## Stored records
────────────────────────────────────────
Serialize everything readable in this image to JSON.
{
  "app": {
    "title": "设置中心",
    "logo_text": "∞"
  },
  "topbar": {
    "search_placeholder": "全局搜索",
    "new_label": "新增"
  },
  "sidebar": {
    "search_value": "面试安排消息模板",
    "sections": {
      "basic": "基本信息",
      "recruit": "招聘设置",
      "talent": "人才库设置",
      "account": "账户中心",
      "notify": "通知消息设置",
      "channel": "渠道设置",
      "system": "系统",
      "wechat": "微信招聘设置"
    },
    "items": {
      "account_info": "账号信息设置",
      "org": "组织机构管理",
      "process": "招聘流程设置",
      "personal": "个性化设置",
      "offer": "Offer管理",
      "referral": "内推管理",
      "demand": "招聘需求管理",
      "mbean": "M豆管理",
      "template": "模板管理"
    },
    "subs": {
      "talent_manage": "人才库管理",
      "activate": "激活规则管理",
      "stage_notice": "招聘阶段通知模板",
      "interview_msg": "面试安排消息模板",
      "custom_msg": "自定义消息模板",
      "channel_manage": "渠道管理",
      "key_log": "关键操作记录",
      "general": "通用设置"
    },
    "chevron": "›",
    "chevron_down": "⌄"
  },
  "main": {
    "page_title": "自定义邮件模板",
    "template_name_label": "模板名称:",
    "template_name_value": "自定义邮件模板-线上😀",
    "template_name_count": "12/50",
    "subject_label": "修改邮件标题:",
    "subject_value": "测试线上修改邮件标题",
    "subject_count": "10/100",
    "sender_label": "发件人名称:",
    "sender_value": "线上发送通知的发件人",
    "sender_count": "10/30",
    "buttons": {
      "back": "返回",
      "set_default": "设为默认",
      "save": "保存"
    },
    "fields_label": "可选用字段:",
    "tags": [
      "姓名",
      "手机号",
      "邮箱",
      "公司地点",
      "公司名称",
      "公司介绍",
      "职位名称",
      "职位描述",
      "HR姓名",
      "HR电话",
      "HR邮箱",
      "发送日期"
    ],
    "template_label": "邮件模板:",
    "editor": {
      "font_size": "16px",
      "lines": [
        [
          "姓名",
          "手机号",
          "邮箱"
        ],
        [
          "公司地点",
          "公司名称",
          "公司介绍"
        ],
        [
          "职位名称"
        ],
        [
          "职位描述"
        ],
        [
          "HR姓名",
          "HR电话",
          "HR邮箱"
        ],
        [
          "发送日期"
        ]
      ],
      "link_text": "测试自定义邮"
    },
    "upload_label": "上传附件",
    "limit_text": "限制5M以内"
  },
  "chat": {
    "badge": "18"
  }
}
────────────────────────────────────────
## Requirements
Retype every record above exactly as it appears.

## Result
Serialize everything readable in this image to JSON.
{
  "app": {
    "title": "设置中心",
    "logo_text": "∞"
  },
  "topbar": {
    "search_placeholder": "全局搜索",
    "new_label": "新增"
  },
  "sidebar": {
    "search_value": "面试安排消息模板",
    "sections": {
      "basic": "基本信息",
      "recruit": "招聘设置",
      "talent": "人才库设置",
      "account": "账户中心",
      "notify": "通知消息设置",
      "channel": "渠道设置",
      "system": "系统",
      "wechat": "微信招聘设置"
    },
    "items": {
      "account_info": "账号信息设置",
      "org": "组织机构管理",
      "process": "招聘流程设置",
      "personal": "个性化设置",
      "offer": "Offer管理",
      "referral": "内推管理",
      "demand": "招聘需求管理",
      "mbean": "M豆管理",
      "template": "模板管理"
    },
    "subs": {
      "talent_manage": "人才库管理",
      "activate": "激活规则管理",
      "stage_notice": "招聘阶段通知模板",
      "interview_msg": "面试安排消息模板",
      "custom_msg": "自定义消息模板",
      "channel_manage": "渠道管理",
      "key_log": "关键操作记录",
      "general": "通用设置"
    },
    "chevron": "›",
    "chevron_down": "⌄"
  },
  "main": {
    "page_title": "自定义邮件模板",
    "template_name_label": "模板名称:",
    "template_name_value": "自定义邮件模板-线上😀",
    "template_name_count": "12/50",
    "subject_label": "修改邮件标题:",
    "subject_value": "测试线上修改邮件标题",
    "subject_count": "10/100",
    "sender_label": "发件人名称:",
    "sender_value": "线上发送通知的发件人",
    "sender_count": "10/30",
    "buttons": {
      "back": "返回",
      "set_default": "设为默认",
      "save": "保存"
    },
    "fields_label": "可选用字段:",
    "tags": [
      "姓名",
      "手机号",
      "邮箱",
      "公司地点",
      "公司名称",
      "公司介绍",
      "职位名称",
      "职位描述",
      "HR姓名",
      "HR电话",
      "HR邮箱",
      "发送日期"
    ],
    "template_label": "邮件模板:",
    "editor": {
      "font_size": "16px",
      "lines": [
        [
          "姓名",
          "手机号",
          "邮箱"
        ],
        [
          "公司地点",
          "公司名称",
          "公司介绍"
        ],
        [
          "职位名称"
        ],
        [
          "职位描述"
        ],
        [
          "HR姓名",
          "HR电话",
          "HR邮箱"
        ],
        [
          "发送日期"
        ]
      ],
      "link_text": "测试自定义邮"
    },
    "upload_label": "上传附件",
    "limit_text": "限制5M以内"
  },
  "chat": {
    "badge": "18"
  }
}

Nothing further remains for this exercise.